▶ The request
Search the records for the word "Antwort" and report each line that has it.

(Some records)
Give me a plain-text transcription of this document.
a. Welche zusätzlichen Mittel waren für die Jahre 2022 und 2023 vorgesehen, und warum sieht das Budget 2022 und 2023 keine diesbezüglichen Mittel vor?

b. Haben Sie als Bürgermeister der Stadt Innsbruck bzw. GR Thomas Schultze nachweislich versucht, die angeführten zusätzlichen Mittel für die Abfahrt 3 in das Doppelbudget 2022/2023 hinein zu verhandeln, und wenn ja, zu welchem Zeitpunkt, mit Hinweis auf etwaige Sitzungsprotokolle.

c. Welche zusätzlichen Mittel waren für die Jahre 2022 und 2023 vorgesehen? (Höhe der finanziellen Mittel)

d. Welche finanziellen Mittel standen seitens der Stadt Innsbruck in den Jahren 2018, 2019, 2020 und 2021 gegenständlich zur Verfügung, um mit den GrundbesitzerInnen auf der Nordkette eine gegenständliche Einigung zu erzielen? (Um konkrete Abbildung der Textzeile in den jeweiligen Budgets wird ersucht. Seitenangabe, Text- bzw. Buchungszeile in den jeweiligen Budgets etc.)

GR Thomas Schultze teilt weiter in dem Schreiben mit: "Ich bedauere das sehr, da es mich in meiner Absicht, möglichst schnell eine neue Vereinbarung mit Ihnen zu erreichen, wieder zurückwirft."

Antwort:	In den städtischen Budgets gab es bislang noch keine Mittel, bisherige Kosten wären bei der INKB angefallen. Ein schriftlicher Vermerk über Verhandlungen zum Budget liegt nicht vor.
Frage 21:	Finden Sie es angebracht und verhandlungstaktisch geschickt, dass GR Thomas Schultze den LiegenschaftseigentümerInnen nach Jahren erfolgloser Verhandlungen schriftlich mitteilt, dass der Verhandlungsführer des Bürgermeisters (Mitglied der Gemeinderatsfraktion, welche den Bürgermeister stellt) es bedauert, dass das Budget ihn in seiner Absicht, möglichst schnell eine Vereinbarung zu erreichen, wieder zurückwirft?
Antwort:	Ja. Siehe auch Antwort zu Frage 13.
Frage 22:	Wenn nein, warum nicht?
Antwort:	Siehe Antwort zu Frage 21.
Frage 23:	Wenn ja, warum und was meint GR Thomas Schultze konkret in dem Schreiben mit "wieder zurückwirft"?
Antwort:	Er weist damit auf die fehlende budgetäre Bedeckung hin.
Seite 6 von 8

▶ Solution
Antwort:	In den städtischen Budgets gab es bislang noch keine Mittel, bisherige Kosten wären bei der INKB angefallen. Ein schriftlicher Vermerk über Verhandlungen zum Budget liegt nicht vor.
Antwort:	Ja. Siehe auch Antwort zu Frage 13.
Antwort:	Siehe Antwort zu Frage 21.
Antwort:	Er weist damit auf die fehlende budgetäre Bedeckung hin.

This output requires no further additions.